## What you will do:
Take down each entry exactly as written.

## Stored rows:
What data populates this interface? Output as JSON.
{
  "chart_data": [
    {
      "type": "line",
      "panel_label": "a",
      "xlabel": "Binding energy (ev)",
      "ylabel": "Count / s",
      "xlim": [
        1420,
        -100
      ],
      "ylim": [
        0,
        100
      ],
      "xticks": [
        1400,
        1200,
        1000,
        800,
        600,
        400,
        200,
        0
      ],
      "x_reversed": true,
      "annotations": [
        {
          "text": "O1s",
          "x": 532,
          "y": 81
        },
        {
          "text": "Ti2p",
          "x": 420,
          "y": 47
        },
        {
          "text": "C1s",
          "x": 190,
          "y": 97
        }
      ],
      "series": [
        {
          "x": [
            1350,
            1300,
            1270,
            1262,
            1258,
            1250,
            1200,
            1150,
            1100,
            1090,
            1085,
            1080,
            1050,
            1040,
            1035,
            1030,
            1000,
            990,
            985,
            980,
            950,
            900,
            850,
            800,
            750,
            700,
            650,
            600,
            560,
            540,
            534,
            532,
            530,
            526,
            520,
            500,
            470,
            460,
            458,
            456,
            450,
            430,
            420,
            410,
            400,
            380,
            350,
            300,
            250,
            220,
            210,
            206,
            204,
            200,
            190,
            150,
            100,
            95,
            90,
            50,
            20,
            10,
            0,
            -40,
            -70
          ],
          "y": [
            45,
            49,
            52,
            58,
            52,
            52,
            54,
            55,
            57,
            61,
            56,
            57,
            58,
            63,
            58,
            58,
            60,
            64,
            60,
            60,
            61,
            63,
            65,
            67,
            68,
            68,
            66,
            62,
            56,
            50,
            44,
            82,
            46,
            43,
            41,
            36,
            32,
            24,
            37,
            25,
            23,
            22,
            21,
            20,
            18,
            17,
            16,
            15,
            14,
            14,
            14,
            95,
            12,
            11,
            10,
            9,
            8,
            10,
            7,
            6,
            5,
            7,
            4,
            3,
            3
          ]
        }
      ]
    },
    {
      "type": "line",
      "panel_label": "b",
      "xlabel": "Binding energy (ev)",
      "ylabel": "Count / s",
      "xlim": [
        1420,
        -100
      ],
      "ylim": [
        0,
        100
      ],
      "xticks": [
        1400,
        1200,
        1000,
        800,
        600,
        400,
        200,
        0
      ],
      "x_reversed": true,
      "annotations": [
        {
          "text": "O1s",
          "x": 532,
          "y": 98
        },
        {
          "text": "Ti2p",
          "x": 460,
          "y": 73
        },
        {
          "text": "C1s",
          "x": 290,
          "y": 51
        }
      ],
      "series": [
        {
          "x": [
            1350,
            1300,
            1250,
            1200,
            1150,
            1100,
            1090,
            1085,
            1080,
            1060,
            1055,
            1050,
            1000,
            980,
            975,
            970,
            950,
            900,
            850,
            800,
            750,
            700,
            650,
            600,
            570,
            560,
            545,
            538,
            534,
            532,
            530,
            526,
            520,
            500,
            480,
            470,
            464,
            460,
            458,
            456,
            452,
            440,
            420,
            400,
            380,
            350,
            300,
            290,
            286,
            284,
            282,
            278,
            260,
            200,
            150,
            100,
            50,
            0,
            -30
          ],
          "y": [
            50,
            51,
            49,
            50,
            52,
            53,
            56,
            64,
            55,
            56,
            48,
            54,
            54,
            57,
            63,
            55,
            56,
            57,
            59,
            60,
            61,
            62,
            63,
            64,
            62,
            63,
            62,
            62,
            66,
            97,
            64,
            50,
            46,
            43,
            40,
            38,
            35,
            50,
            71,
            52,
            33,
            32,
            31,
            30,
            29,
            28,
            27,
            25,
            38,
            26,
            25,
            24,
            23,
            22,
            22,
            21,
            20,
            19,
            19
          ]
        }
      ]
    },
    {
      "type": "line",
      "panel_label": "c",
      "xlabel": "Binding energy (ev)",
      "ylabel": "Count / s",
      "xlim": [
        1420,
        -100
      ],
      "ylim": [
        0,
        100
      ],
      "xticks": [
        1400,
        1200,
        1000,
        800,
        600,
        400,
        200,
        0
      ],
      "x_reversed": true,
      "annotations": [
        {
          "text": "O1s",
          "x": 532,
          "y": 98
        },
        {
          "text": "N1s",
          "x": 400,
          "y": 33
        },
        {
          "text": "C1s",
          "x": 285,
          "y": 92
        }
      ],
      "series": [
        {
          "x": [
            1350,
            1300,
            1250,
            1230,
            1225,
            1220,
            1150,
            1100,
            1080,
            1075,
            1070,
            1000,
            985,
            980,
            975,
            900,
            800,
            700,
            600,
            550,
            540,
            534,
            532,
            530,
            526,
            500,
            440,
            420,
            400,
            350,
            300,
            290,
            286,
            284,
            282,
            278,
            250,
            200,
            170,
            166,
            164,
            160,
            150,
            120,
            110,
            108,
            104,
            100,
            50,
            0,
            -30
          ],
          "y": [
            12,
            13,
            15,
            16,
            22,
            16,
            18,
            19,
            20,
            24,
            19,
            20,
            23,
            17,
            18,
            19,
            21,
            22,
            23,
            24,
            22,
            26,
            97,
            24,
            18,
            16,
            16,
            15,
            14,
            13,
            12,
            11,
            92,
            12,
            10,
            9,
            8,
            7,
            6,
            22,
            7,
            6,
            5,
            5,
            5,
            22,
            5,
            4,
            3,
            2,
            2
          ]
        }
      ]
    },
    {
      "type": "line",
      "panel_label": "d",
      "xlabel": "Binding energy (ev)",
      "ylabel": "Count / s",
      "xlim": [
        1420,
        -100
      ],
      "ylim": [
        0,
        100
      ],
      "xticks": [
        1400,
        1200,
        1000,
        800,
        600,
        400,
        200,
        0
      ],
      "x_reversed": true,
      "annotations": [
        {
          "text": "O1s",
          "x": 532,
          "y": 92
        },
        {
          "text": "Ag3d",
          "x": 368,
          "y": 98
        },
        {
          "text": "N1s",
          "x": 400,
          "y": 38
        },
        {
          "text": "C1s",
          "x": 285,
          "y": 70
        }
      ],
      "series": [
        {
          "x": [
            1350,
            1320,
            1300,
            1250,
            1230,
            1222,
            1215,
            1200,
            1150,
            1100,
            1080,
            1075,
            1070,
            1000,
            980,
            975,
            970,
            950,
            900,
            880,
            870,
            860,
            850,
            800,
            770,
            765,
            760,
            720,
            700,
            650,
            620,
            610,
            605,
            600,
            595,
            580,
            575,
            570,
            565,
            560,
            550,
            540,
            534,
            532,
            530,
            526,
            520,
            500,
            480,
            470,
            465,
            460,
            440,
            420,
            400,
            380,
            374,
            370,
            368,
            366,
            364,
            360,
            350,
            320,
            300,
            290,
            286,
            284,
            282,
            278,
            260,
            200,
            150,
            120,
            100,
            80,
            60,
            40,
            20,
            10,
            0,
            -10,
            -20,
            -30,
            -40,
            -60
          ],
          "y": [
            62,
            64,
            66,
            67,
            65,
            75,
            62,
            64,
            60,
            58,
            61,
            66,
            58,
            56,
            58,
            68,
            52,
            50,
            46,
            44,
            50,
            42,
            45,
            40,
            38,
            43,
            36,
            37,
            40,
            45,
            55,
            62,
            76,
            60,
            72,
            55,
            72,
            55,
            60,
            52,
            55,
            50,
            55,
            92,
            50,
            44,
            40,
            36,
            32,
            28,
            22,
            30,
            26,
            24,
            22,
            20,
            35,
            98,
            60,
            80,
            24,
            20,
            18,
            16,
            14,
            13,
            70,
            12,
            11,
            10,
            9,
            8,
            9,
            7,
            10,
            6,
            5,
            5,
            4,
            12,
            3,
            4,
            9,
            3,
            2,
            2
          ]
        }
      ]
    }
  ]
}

## Final answer:
What data populates this interface? Output as JSON.
{
  "chart_data": [
    {
      "type": "line",
      "panel_label": "a",
      "xlabel": "Binding energy (ev)",
      "ylabel": "Count / s",
      "xlim": [
        1420,
        -100
      ],
      "ylim": [
        0,
        100
      ],
      "xticks": [
        1400,
        1200,
        1000,
        800,
        600,
        400,
        200,
        0
      ],
      "x_reversed": true,
      "annotations": [
        {
          "text": "O1s",
          "x": 532,
          "y": 81
        },
        {
          "text": "Ti2p",
          "x": 420,
          "y": 47
        },
        {
          "text": "C1s",
          "x": 190,
          "y": 97
        }
      ],
      "series": [
        {
          "x": [
            1350,
            1300,
            1270,
            1262,
            1258,
            1250,
            1200,
            1150,
            1100,
            1090,
            1085,
            1080,
            1050,
            1040,
            1035,
            1030,
            1000,
            990,
            985,
            980,
            950,
            900,
            850,
            800,
            750,
            700,
            650,
            600,
            560,
            540,
            534,
            532,
            530,
            526,
            520,
            500,
            470,
            460,
            458,
            456,
            450,
            430,
            420,
            410,
            400,
            380,
            350,
            300,
            250,
            220,
            210,
            206,
            204,
            200,
            190,
            150,
            100,
            95,
            90,
            50,
            20,
            10,
            0,
            -40,
            -70
          ],
          "y": [
            45,
            49,
            52,
            58,
            52,
            52,
            54,
            55,
            57,
            61,
            56,
            57,
            58,
            63,
            58,
            58,
            60,
            64,
            60,
            60,
            61,
            63,
            65,
            67,
            68,
            68,
            66,
            62,
            56,
            50,
            44,
            82,
            46,
            43,
            41,
            36,
            32,
            24,
            37,
            25,
            23,
            22,
            21,
            20,
            18,
            17,
            16,
            15,
            14,
            14,
            14,
            95,
            12,
            11,
            10,
            9,
            8,
            10,
            7,
            6,
            5,
            7,
            4,
            3,
            3
          ]
        }
      ]
    },
    {
      "type": "line",
      "panel_label": "b",
      "xlabel": "Binding energy (ev)",
      "ylabel": "Count / s",
      "xlim": [
        1420,
        -100
      ],
      "ylim": [
        0,
        100
      ],
      "xticks": [
        1400,
        1200,
        1000,
        800,
        600,
        400,
        200,
        0
      ],
      "x_reversed": true,
      "annotations": [
        {
          "text": "O1s",
          "x": 532,
          "y": 98
        },
        {
          "text": "Ti2p",
          "x": 460,
          "y": 73
        },
        {
          "text": "C1s",
          "x": 290,
          "y": 51
        }
      ],
      "series": [
        {
          "x": [
            1350,
            1300,
            1250,
            1200,
            1150,
            1100,
            1090,
            1085,
            1080,
            1060,
            1055,
            1050,
            1000,
            980,
            975,
            970,
            950,
            900,
            850,
            800,
            750,
            700,
            650,
            600,
            570,
            560,
            545,
            538,
            534,
            532,
            530,
            526,
            520,
            500,
            480,
            470,
            464,
            460,
            458,
            456,
            452,
            440,
            420,
            400,
            380,
            350,
            300,
            290,
            286,
            284,
            282,
            278,
            260,
            200,
            150,
            100,
            50,
            0,
            -30
          ],
          "y": [
            50,
            51,
            49,
            50,
            52,
            53,
            56,
            64,
            55,
            56,
            48,
            54,
            54,
            57,
            63,
            55,
            56,
            57,
            59,
            60,
            61,
            62,
            63,
            64,
            62,
            63,
            62,
            62,
            66,
            97,
            64,
            50,
            46,
            43,
            40,
            38,
            35,
            50,
            71,
            52,
            33,
            32,
            31,
            30,
            29,
            28,
            27,
            25,
            38,
            26,
            25,
            24,
            23,
            22,
            22,
            21,
            20,
            19,
            19
          ]
        }
      ]
    },
    {
      "type": "line",
      "panel_label": "c",
      "xlabel": "Binding energy (ev)",
      "ylabel": "Count / s",
      "xlim": [
        1420,
        -100
      ],
      "ylim": [
        0,
        100
      ],
      "xticks": [
        1400,
        1200,
        1000,
        800,
        600,
        400,
        200,
        0
      ],
      "x_reversed": true,
      "annotations": [
        {
          "text": "O1s",
          "x": 532,
          "y": 98
        },
        {
          "text": "N1s",
          "x": 400,
          "y": 33
        },
        {
          "text": "C1s",
          "x": 285,
          "y": 92
        }
      ],
      "series": [
        {
          "x": [
            1350,
            1300,
            1250,
            1230,
            1225,
            1220,
            1150,
            1100,
            1080,
            1075,
            1070,
            1000,
            985,
            980,
            975,
            900,
            800,
            700,
            600,
            550,
            540,
            534,
            532,
            530,
            526,
            500,
            440,
            420,
            400,
            350,
            300,
            290,
            286,
            284,
            282,
            278,
            250,
            200,
            170,
            166,
            164,
            160,
            150,
            120,
            110,
            108,
            104,
            100,
            50,
            0,
            -30
          ],
          "y": [
            12,
            13,
            15,
            16,
            22,
            16,
            18,
            19,
            20,
            24,
            19,
            20,
            23,
            17,
            18,
            19,
            21,
            22,
            23,
            24,
            22,
            26,
            97,
            24,
            18,
            16,
            16,
            15,
            14,
            13,
            12,
            11,
            92,
            12,
            10,
            9,
            8,
            7,
            6,
            22,
            7,
            6,
            5,
            5,
            5,
            22,
            5,
            4,
            3,
            2,
            2
          ]
        }
      ]
    },
    {
      "type": "line",
      "panel_label": "d",
      "xlabel": "Binding energy (ev)",
      "ylabel": "Count / s",
      "xlim": [
        1420,
        -100
      ],
      "ylim": [
        0,
        100
      ],
      "xticks": [
        1400,
        1200,
        1000,
        800,
        600,
        400,
        200,
        0
      ],
      "x_reversed": true,
      "annotations": [
        {
          "text": "O1s",
          "x": 532,
          "y": 92
        },
        {
          "text": "Ag3d",
          "x": 368,
          "y": 98
        },
        {
          "text": "N1s",
          "x": 400,
          "y": 38
        },
        {
          "text": "C1s",
          "x": 285,
          "y": 70
        }
      ],
      "series": [
        {
          "x": [
            1350,
            1320,
            1300,
            1250,
            1230,
            1222,
            1215,
            1200,
            1150,
            1100,
            1080,
            1075,
            1070,
            1000,
            980,
            975,
            970,
            950,
            900,
            880,
            870,
            860,
            850,
            800,
            770,
            765,
            760,
            720,
            700,
            650,
            620,
            610,
            605,
            600,
            595,
            580,
            575,
            570,
            565,
            560,
            550,
            540,
            534,
            532,
            530,
            526,
            520,
            500,
            480,
            470,
            465,
            460,
            440,
            420,
            400,
            380,
            374,
            370,
            368,
            366,
            364,
            360,
            350,
            320,
            300,
            290,
            286,
            284,
            282,
            278,
            260,
            200,
            150,
            120,
            100,
            80,
            60,
            40,
            20,
            10,
            0,
            -10,
            -20,
            -30,
            -40,
            -60
          ],
          "y": [
            62,
            64,
            66,
            67,
            65,
            75,
            62,
            64,
            60,
            58,
            61,
            66,
            58,
            56,
            58,
            68,
            52,
            50,
            46,
            44,
            50,
            42,
            45,
            40,
            38,
            43,
            36,
            37,
            40,
            45,
            55,
            62,
            76,
            60,
            72,
            55,
            72,
            55,
            60,
            52,
            55,
            50,
            55,
            92,
            50,
            44,
            40,
            36,
            32,
            28,
            22,
            30,
            26,
            24,
            22,
            20,
            35,
            98,
            60,
            80,
            24,
            20,
            18,
            16,
            14,
            13,
            70,
            12,
            11,
            10,
            9,
            8,
            9,
            7,
            10,
            6,
            5,
            5,
            4,
            12,
            3,
            4,
            9,
            3,
            2,
            2
          ]
        }
      ]
    }
  ]
}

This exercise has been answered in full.